### [INSTRUCTION]
Copy only those lines which run from the line containing "Reverse-engineer this chart into JSON." to the end of the entries below, both inclusive, exactly as written and with no pictures.

====

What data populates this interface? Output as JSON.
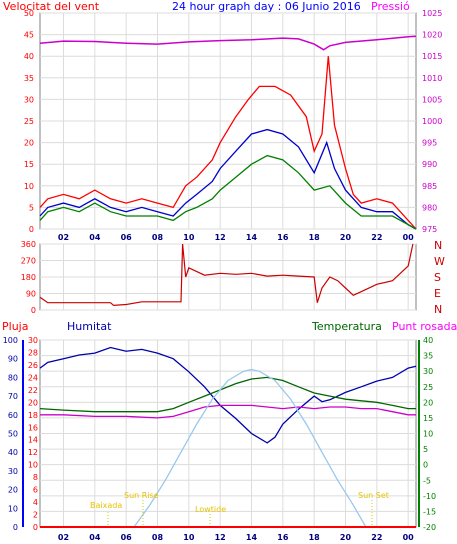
{
  "chart_data": [
    {
      "type": "line",
      "panel": "wind-pressure",
      "title": "24 hour graph day : 06 Junio 2016",
      "left_label": "Velocitat del vent",
      "right_label": "Pressió",
      "y_left_ticks": [
        "0",
        "5",
        "10",
        "15",
        "20",
        "25",
        "30",
        "35",
        "40",
        "45",
        "50"
      ],
      "y_left_range": [
        0,
        50
      ],
      "y_right_ticks": [
        "975",
        "980",
        "985",
        "990",
        "995",
        "1000",
        "1005",
        "1010",
        "1015",
        "1020",
        "1025"
      ],
      "y_right_range": [
        975,
        1025
      ],
      "x_ticks": [
        "02",
        "04",
        "06",
        "08",
        "10",
        "12",
        "14",
        "16",
        "18",
        "20",
        "22",
        "00"
      ],
      "x_range_hours": [
        0.5,
        24.5
      ],
      "series": [
        {
          "role": "wind-gust",
          "color": "#ff0000",
          "points": [
            [
              0.5,
              5
            ],
            [
              1,
              7
            ],
            [
              2,
              8
            ],
            [
              3,
              7
            ],
            [
              4,
              9
            ],
            [
              5,
              7
            ],
            [
              6,
              6
            ],
            [
              7,
              7
            ],
            [
              8,
              6
            ],
            [
              9,
              5
            ],
            [
              9.8,
              10
            ],
            [
              10.5,
              12
            ],
            [
              11.5,
              16
            ],
            [
              12,
              20
            ],
            [
              13,
              26
            ],
            [
              13.8,
              30
            ],
            [
              14.5,
              33
            ],
            [
              15.5,
              33
            ],
            [
              16.5,
              31
            ],
            [
              17.5,
              26
            ],
            [
              18,
              18
            ],
            [
              18.5,
              22
            ],
            [
              18.9,
              40
            ],
            [
              19.3,
              24
            ],
            [
              20,
              14
            ],
            [
              20.5,
              8
            ],
            [
              21,
              6
            ],
            [
              22,
              7
            ],
            [
              23,
              6
            ],
            [
              24,
              2
            ],
            [
              24.5,
              0
            ]
          ]
        },
        {
          "role": "wind-avg",
          "color": "#0000cc",
          "points": [
            [
              0.5,
              3
            ],
            [
              1,
              5
            ],
            [
              2,
              6
            ],
            [
              3,
              5
            ],
            [
              4,
              7
            ],
            [
              5,
              5
            ],
            [
              6,
              4
            ],
            [
              7,
              5
            ],
            [
              8,
              4
            ],
            [
              9,
              3
            ],
            [
              9.8,
              6
            ],
            [
              10.5,
              8
            ],
            [
              11.5,
              11
            ],
            [
              12,
              14
            ],
            [
              13,
              18
            ],
            [
              14,
              22
            ],
            [
              15,
              23
            ],
            [
              16,
              22
            ],
            [
              17,
              19
            ],
            [
              18,
              13
            ],
            [
              18.8,
              20
            ],
            [
              19.3,
              14
            ],
            [
              20,
              9
            ],
            [
              21,
              5
            ],
            [
              22,
              4
            ],
            [
              23,
              4
            ],
            [
              24,
              1
            ],
            [
              24.5,
              0
            ]
          ]
        },
        {
          "role": "wind-min",
          "color": "#008000",
          "points": [
            [
              0.5,
              2
            ],
            [
              1,
              4
            ],
            [
              2,
              5
            ],
            [
              3,
              4
            ],
            [
              4,
              6
            ],
            [
              5,
              4
            ],
            [
              6,
              3
            ],
            [
              7,
              3
            ],
            [
              8,
              3
            ],
            [
              9,
              2
            ],
            [
              9.8,
              4
            ],
            [
              10.5,
              5
            ],
            [
              11.5,
              7
            ],
            [
              12,
              9
            ],
            [
              13,
              12
            ],
            [
              14,
              15
            ],
            [
              15,
              17
            ],
            [
              16,
              16
            ],
            [
              17,
              13
            ],
            [
              18,
              9
            ],
            [
              19,
              10
            ],
            [
              20,
              6
            ],
            [
              21,
              3
            ],
            [
              22,
              3
            ],
            [
              23,
              3
            ],
            [
              24,
              1
            ],
            [
              24.5,
              0
            ]
          ]
        },
        {
          "role": "pressure",
          "color": "#cc00cc",
          "points": [
            [
              0.5,
              1018
            ],
            [
              2,
              1018.5
            ],
            [
              4,
              1018.4
            ],
            [
              6,
              1018
            ],
            [
              8,
              1017.8
            ],
            [
              10,
              1018.3
            ],
            [
              12,
              1018.6
            ],
            [
              14,
              1018.8
            ],
            [
              16,
              1019.2
            ],
            [
              17,
              1019
            ],
            [
              18,
              1017.8
            ],
            [
              18.6,
              1016.5
            ],
            [
              19,
              1017.4
            ],
            [
              20,
              1018.2
            ],
            [
              22,
              1018.8
            ],
            [
              24,
              1019.5
            ],
            [
              24.5,
              1019.6
            ]
          ]
        }
      ]
    },
    {
      "type": "line",
      "panel": "wind-direction",
      "y_ticks": [
        "0",
        "90",
        "180",
        "270",
        "360"
      ],
      "y_range": [
        0,
        360
      ],
      "right_labels": [
        "N",
        "W",
        "S",
        "E",
        "N"
      ],
      "x_range_hours": [
        0.5,
        24.5
      ],
      "series": [
        {
          "role": "direction",
          "color": "#cc0000",
          "points": [
            [
              0.5,
              70
            ],
            [
              1,
              40
            ],
            [
              3,
              40
            ],
            [
              5,
              40
            ],
            [
              5.2,
              25
            ],
            [
              6,
              30
            ],
            [
              7,
              45
            ],
            [
              8.5,
              45
            ],
            [
              9.5,
              45
            ],
            [
              9.6,
              360
            ],
            [
              9.8,
              180
            ],
            [
              10,
              230
            ],
            [
              11,
              190
            ],
            [
              12,
              200
            ],
            [
              13,
              195
            ],
            [
              14,
              200
            ],
            [
              15,
              185
            ],
            [
              16,
              190
            ],
            [
              17,
              185
            ],
            [
              18,
              180
            ],
            [
              18.2,
              40
            ],
            [
              18.5,
              120
            ],
            [
              19,
              180
            ],
            [
              19.5,
              160
            ],
            [
              20,
              120
            ],
            [
              20.5,
              80
            ],
            [
              21,
              100
            ],
            [
              22,
              140
            ],
            [
              23,
              160
            ],
            [
              24,
              240
            ],
            [
              24.3,
              360
            ]
          ]
        }
      ]
    },
    {
      "type": "line",
      "panel": "rain-humidity-temperature",
      "label_rain": "Pluja",
      "label_humidity": "Humitat",
      "label_temperature": "Temperatura",
      "label_dewpoint": "Punt rosada",
      "y_humidity_ticks": [
        "0",
        "10",
        "20",
        "30",
        "40",
        "50",
        "60",
        "70",
        "80",
        "90",
        "100"
      ],
      "y_humidity_range": [
        0,
        100
      ],
      "y_rain_ticks": [
        "0",
        "2",
        "4",
        "6",
        "8",
        "10",
        "12",
        "14",
        "16",
        "18",
        "20",
        "22",
        "24",
        "26",
        "28",
        "30"
      ],
      "y_rain_range": [
        0,
        30
      ],
      "y_temp_ticks": [
        "-20",
        "-15",
        "-10",
        "-5",
        "0",
        "5",
        "10",
        "15",
        "20",
        "25",
        "30",
        "35",
        "40"
      ],
      "y_temp_range": [
        -20,
        40
      ],
      "x_ticks": [
        "02",
        "04",
        "06",
        "08",
        "10",
        "12",
        "14",
        "16",
        "18",
        "20",
        "22",
        "00"
      ],
      "x_range_hours": [
        0.5,
        24.5
      ],
      "annotations": [
        "Baixada",
        "Sun Rise",
        "Lowtide",
        "Sun Set"
      ],
      "series": [
        {
          "role": "humidity",
          "color": "#0000aa",
          "points": [
            [
              0.5,
              85
            ],
            [
              1,
              88
            ],
            [
              2,
              90
            ],
            [
              3,
              92
            ],
            [
              4,
              93
            ],
            [
              5,
              96
            ],
            [
              6,
              94
            ],
            [
              7,
              95
            ],
            [
              8,
              93
            ],
            [
              9,
              90
            ],
            [
              10,
              83
            ],
            [
              11,
              75
            ],
            [
              12,
              65
            ],
            [
              13,
              58
            ],
            [
              14,
              50
            ],
            [
              15,
              45
            ],
            [
              15.5,
              48
            ],
            [
              16,
              55
            ],
            [
              17,
              63
            ],
            [
              18,
              70
            ],
            [
              18.5,
              67
            ],
            [
              19,
              68
            ],
            [
              20,
              72
            ],
            [
              21,
              75
            ],
            [
              22,
              78
            ],
            [
              23,
              80
            ],
            [
              24,
              85
            ],
            [
              24.5,
              86
            ]
          ]
        },
        {
          "role": "temperature",
          "color": "#006600",
          "points": [
            [
              0.5,
              18
            ],
            [
              2,
              17.5
            ],
            [
              4,
              17
            ],
            [
              6,
              17
            ],
            [
              8,
              17
            ],
            [
              9,
              18
            ],
            [
              10,
              20
            ],
            [
              11,
              22
            ],
            [
              12,
              24
            ],
            [
              13,
              26
            ],
            [
              14,
              27.5
            ],
            [
              15,
              28
            ],
            [
              16,
              27
            ],
            [
              17,
              25
            ],
            [
              18,
              23
            ],
            [
              19,
              22
            ],
            [
              20,
              21
            ],
            [
              21,
              20.5
            ],
            [
              22,
              20
            ],
            [
              23,
              19
            ],
            [
              24,
              18
            ],
            [
              24.5,
              18
            ]
          ]
        },
        {
          "role": "dewpoint",
          "color": "#cc00cc",
          "points": [
            [
              0.5,
              16
            ],
            [
              2,
              16
            ],
            [
              4,
              15.5
            ],
            [
              6,
              15.5
            ],
            [
              8,
              15
            ],
            [
              9,
              15.5
            ],
            [
              10,
              17
            ],
            [
              11,
              18.5
            ],
            [
              12,
              19
            ],
            [
              13,
              19
            ],
            [
              14,
              19
            ],
            [
              15,
              18.5
            ],
            [
              16,
              18
            ],
            [
              17,
              18.5
            ],
            [
              18,
              18
            ],
            [
              19,
              18.5
            ],
            [
              20,
              18.5
            ],
            [
              21,
              18
            ],
            [
              22,
              18
            ],
            [
              23,
              17
            ],
            [
              24,
              16
            ],
            [
              24.5,
              16
            ]
          ]
        },
        {
          "role": "solar",
          "color": "#99c8ee",
          "points": [
            [
              6.5,
              -20
            ],
            [
              7.5,
              -13
            ],
            [
              8.5,
              -5
            ],
            [
              9.5,
              4
            ],
            [
              10.5,
              13
            ],
            [
              11.5,
              21
            ],
            [
              12.5,
              27
            ],
            [
              13.5,
              30
            ],
            [
              14,
              30.5
            ],
            [
              14.5,
              30
            ],
            [
              15.5,
              27
            ],
            [
              16.5,
              21
            ],
            [
              17.5,
              13
            ],
            [
              18.5,
              4
            ],
            [
              19.5,
              -5
            ],
            [
              20.5,
              -13
            ],
            [
              21.3,
              -20
            ]
          ]
        },
        {
          "role": "rain",
          "color": "#ff0000",
          "points": [
            [
              0.5,
              0
            ],
            [
              24.5,
              0
            ]
          ]
        }
      ]
    }
  ]
}
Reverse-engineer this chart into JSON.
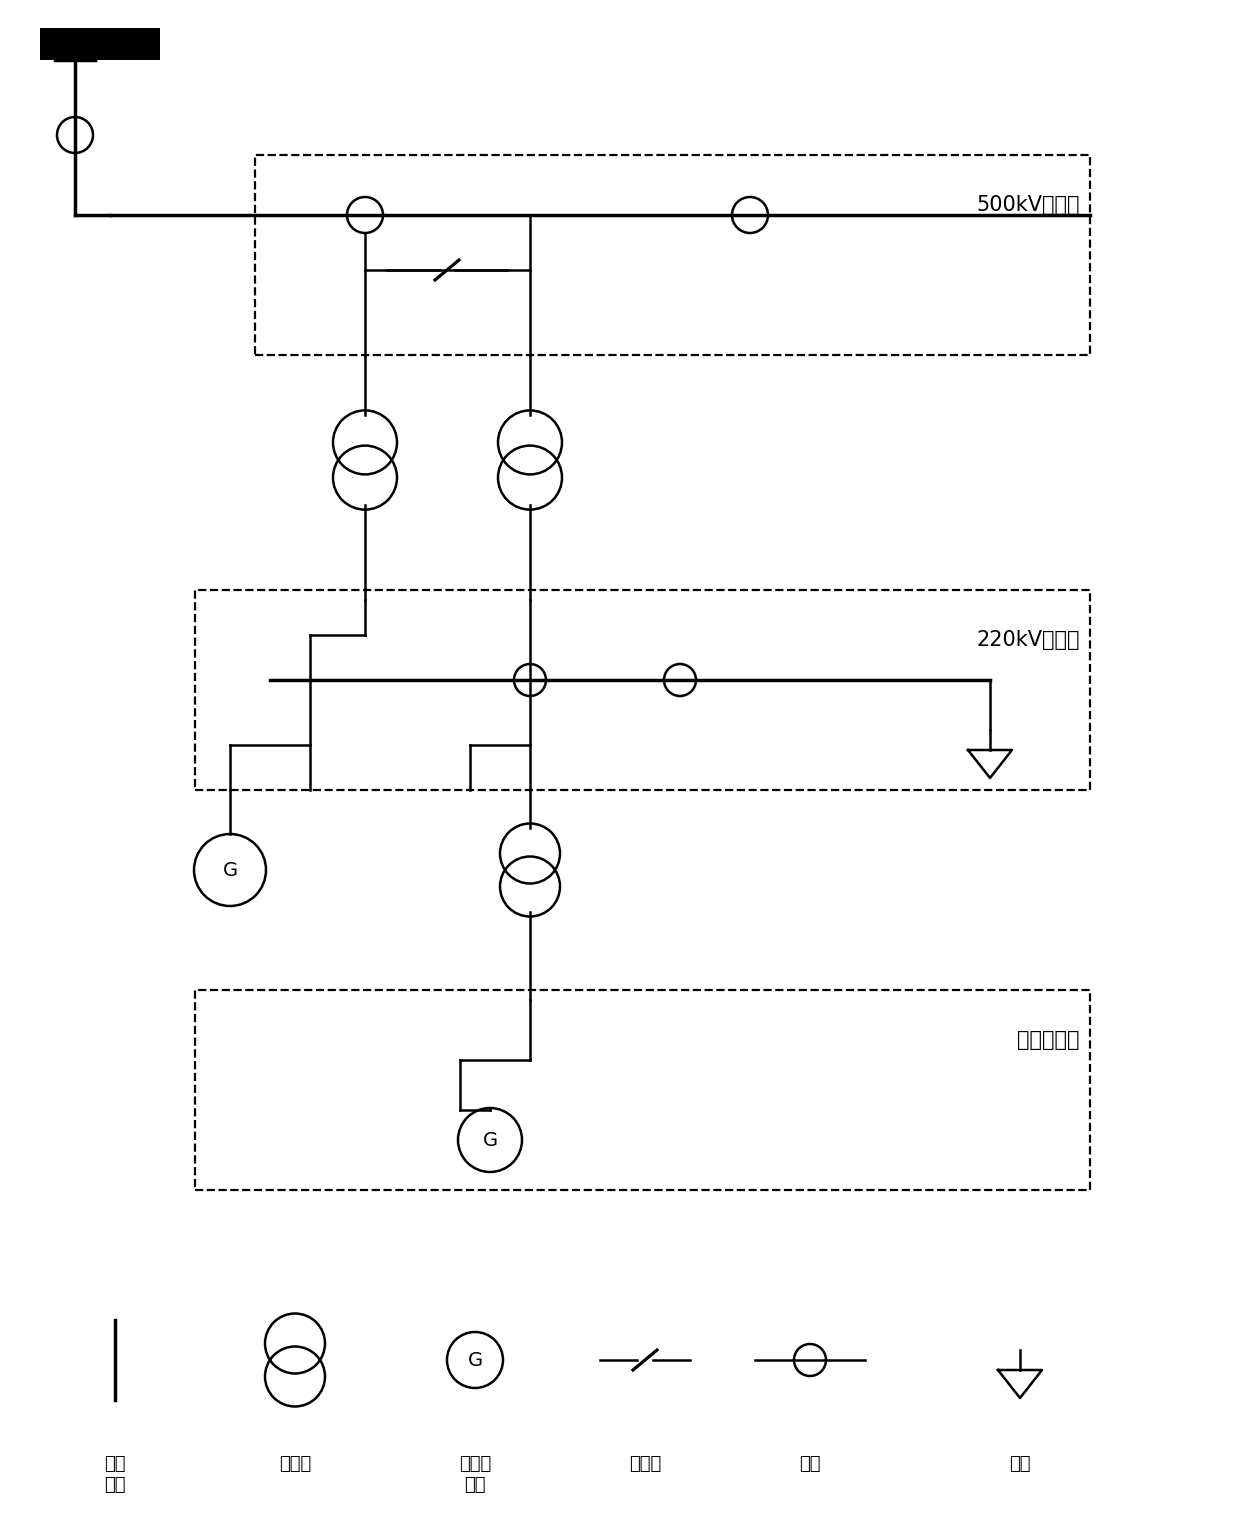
{
  "bg_color": "#ffffff",
  "line_color": "#000000",
  "label_500kV": "500kV拓扑层",
  "label_220kV": "220kV拓扑层",
  "label_low": "低压拓扑层",
  "legend_labels": [
    "母线\n节点",
    "变压器",
    "发电机\n节点",
    "断路器",
    "线路",
    "负荷"
  ],
  "font_size_label": 15,
  "font_size_legend": 13
}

====

### [THE COMPLETED TASK]
Reverse-engineer this chart into JSON.
{
  "bg_color": "#ffffff",
  "line_color": "#000000",
  "label_500kV": "500kV拓扑层",
  "label_220kV": "220kV拓扑层",
  "label_low": "低压拓扑层",
  "legend_labels": [
    "母线\n节点",
    "变压器",
    "发电机\n节点",
    "断路器",
    "线路",
    "负荷"
  ],
  "font_size_label": 15,
  "font_size_legend": 13
}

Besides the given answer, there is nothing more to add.